Begin
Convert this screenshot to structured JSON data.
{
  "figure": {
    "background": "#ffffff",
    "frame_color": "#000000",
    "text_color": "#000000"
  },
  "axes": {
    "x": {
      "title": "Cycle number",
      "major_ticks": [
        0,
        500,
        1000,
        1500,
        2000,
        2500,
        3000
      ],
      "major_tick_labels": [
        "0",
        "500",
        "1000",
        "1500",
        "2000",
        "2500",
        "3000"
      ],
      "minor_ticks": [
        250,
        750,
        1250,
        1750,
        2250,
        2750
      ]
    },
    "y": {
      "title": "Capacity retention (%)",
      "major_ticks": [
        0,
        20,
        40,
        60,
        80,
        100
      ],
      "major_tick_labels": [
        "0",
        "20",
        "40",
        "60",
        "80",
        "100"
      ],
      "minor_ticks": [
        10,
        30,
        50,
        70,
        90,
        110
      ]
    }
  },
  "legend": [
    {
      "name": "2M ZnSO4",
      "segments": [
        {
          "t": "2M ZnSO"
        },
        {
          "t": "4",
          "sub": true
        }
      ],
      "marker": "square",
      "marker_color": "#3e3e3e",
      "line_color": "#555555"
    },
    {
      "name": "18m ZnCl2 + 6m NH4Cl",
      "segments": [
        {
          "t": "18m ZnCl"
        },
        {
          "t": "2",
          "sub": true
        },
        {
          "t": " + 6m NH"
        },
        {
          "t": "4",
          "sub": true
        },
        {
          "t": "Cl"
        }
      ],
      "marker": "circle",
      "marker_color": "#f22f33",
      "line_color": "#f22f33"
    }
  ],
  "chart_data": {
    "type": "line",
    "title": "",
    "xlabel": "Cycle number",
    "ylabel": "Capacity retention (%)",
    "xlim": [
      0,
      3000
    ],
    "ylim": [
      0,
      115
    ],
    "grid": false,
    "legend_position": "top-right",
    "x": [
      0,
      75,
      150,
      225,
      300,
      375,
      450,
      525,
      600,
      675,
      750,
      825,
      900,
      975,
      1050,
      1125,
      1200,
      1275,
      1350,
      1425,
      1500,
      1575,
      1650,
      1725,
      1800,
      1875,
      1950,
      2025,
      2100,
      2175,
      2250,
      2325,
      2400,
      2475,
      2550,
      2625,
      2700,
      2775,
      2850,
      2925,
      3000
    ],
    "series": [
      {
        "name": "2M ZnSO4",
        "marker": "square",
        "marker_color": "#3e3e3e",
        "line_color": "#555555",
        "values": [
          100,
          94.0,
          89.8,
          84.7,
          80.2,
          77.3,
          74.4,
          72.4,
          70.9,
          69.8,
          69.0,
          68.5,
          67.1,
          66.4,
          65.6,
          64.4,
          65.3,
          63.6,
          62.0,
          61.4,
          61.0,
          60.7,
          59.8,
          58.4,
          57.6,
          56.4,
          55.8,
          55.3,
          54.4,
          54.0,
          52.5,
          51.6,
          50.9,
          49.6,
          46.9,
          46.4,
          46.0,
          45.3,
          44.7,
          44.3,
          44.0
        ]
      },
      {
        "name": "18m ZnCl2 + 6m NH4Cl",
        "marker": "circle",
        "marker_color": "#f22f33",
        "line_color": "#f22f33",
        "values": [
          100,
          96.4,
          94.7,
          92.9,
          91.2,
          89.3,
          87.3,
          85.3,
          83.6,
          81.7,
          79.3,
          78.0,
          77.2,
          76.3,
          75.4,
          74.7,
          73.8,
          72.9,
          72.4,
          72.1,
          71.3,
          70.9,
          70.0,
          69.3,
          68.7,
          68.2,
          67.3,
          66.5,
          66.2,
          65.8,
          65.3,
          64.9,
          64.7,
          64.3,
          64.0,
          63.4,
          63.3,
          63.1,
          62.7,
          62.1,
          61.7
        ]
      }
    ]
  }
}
End
■ Work to complete
Repeat all the records. Match each line exactly.

■ Final answer
Convert this screenshot to structured JSON data.
{
  "figure": {
    "background": "#ffffff",
    "frame_color": "#000000",
    "text_color": "#000000"
  },
  "axes": {
    "x": {
      "title": "Cycle number",
      "major_ticks": [
        0,
        500,
        1000,
        1500,
        2000,
        2500,
        3000
      ],
      "major_tick_labels": [
        "0",
        "500",
        "1000",
        "1500",
        "2000",
        "2500",
        "3000"
      ],
      "minor_ticks": [
        250,
        750,
        1250,
        1750,
        2250,
        2750
      ]
    },
    "y": {
      "title": "Capacity retention (%)",
      "major_ticks": [
        0,
        20,
        40,
        60,
        80,
        100
      ],
      "major_tick_labels": [
        "0",
        "20",
        "40",
        "60",
        "80",
        "100"
      ],
      "minor_ticks": [
        10,
        30,
        50,
        70,
        90,
        110
      ]
    }
  },
  "legend": [
    {
      "name": "2M ZnSO4",
      "segments": [
        {
          "t": "2M ZnSO"
        },
        {
          "t": "4",
          "sub": true
        }
      ],
      "marker": "square",
      "marker_color": "#3e3e3e",
      "line_color": "#555555"
    },
    {
      "name": "18m ZnCl2 + 6m NH4Cl",
      "segments": [
        {
          "t": "18m ZnCl"
        },
        {
          "t": "2",
          "sub": true
        },
        {
          "t": " + 6m NH"
        },
        {
          "t": "4",
          "sub": true
        },
        {
          "t": "Cl"
        }
      ],
      "marker": "circle",
      "marker_color": "#f22f33",
      "line_color": "#f22f33"
    }
  ],
  "chart_data": {
    "type": "line",
    "title": "",
    "xlabel": "Cycle number",
    "ylabel": "Capacity retention (%)",
    "xlim": [
      0,
      3000
    ],
    "ylim": [
      0,
      115
    ],
    "grid": false,
    "legend_position": "top-right",
    "x": [
      0,
      75,
      150,
      225,
      300,
      375,
      450,
      525,
      600,
      675,
      750,
      825,
      900,
      975,
      1050,
      1125,
      1200,
      1275,
      1350,
      1425,
      1500,
      1575,
      1650,
      1725,
      1800,
      1875,
      1950,
      2025,
      2100,
      2175,
      2250,
      2325,
      2400,
      2475,
      2550,
      2625,
      2700,
      2775,
      2850,
      2925,
      3000
    ],
    "series": [
      {
        "name": "2M ZnSO4",
        "marker": "square",
        "marker_color": "#3e3e3e",
        "line_color": "#555555",
        "values": [
          100,
          94.0,
          89.8,
          84.7,
          80.2,
          77.3,
          74.4,
          72.4,
          70.9,
          69.8,
          69.0,
          68.5,
          67.1,
          66.4,
          65.6,
          64.4,
          65.3,
          63.6,
          62.0,
          61.4,
          61.0,
          60.7,
          59.8,
          58.4,
          57.6,
          56.4,
          55.8,
          55.3,
          54.4,
          54.0,
          52.5,
          51.6,
          50.9,
          49.6,
          46.9,
          46.4,
          46.0,
          45.3,
          44.7,
          44.3,
          44.0
        ]
      },
      {
        "name": "18m ZnCl2 + 6m NH4Cl",
        "marker": "circle",
        "marker_color": "#f22f33",
        "line_color": "#f22f33",
        "values": [
          100,
          96.4,
          94.7,
          92.9,
          91.2,
          89.3,
          87.3,
          85.3,
          83.6,
          81.7,
          79.3,
          78.0,
          77.2,
          76.3,
          75.4,
          74.7,
          73.8,
          72.9,
          72.4,
          72.1,
          71.3,
          70.9,
          70.0,
          69.3,
          68.7,
          68.2,
          67.3,
          66.5,
          66.2,
          65.8,
          65.3,
          64.9,
          64.7,
          64.3,
          64.0,
          63.4,
          63.3,
          63.1,
          62.7,
          62.1,
          61.7
        ]
      }
    ]
  }
}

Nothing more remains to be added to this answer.